Omit the pictures, please, and give each record below again exactly.

Data records:
++++++++

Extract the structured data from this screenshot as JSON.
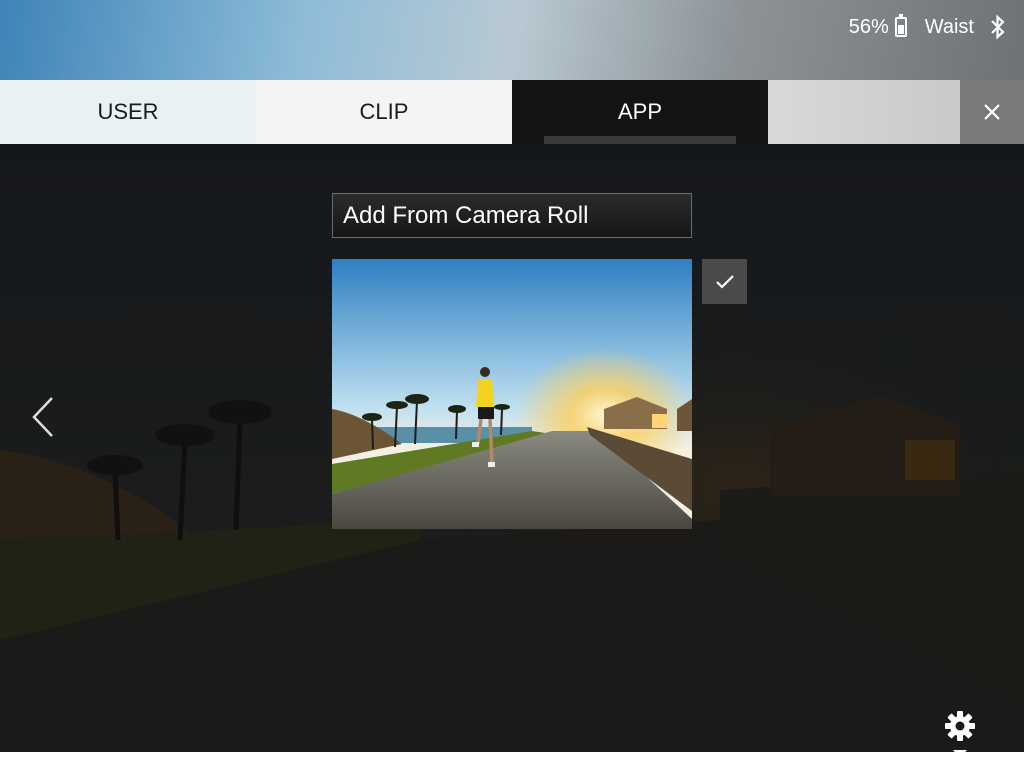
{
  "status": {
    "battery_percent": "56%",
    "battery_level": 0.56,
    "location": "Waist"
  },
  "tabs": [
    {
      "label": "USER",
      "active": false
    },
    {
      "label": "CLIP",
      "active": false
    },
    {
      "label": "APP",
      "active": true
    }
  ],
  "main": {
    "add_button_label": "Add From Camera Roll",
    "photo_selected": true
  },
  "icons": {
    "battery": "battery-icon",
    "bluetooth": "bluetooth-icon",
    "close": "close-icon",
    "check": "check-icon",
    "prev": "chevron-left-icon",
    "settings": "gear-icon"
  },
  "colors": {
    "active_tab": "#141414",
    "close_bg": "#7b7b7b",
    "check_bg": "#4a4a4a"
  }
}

++++++++

● OUTPUT:
Extract the structured data from this screenshot as JSON.
{
  "status": {
    "battery_percent": "56%",
    "battery_level": 0.56,
    "location": "Waist"
  },
  "tabs": [
    {
      "label": "USER",
      "active": false
    },
    {
      "label": "CLIP",
      "active": false
    },
    {
      "label": "APP",
      "active": true
    }
  ],
  "main": {
    "add_button_label": "Add From Camera Roll",
    "photo_selected": true
  },
  "icons": {
    "battery": "battery-icon",
    "bluetooth": "bluetooth-icon",
    "close": "close-icon",
    "check": "check-icon",
    "prev": "chevron-left-icon",
    "settings": "gear-icon"
  },
  "colors": {
    "active_tab": "#141414",
    "close_bg": "#7b7b7b",
    "check_bg": "#4a4a4a"
  }
}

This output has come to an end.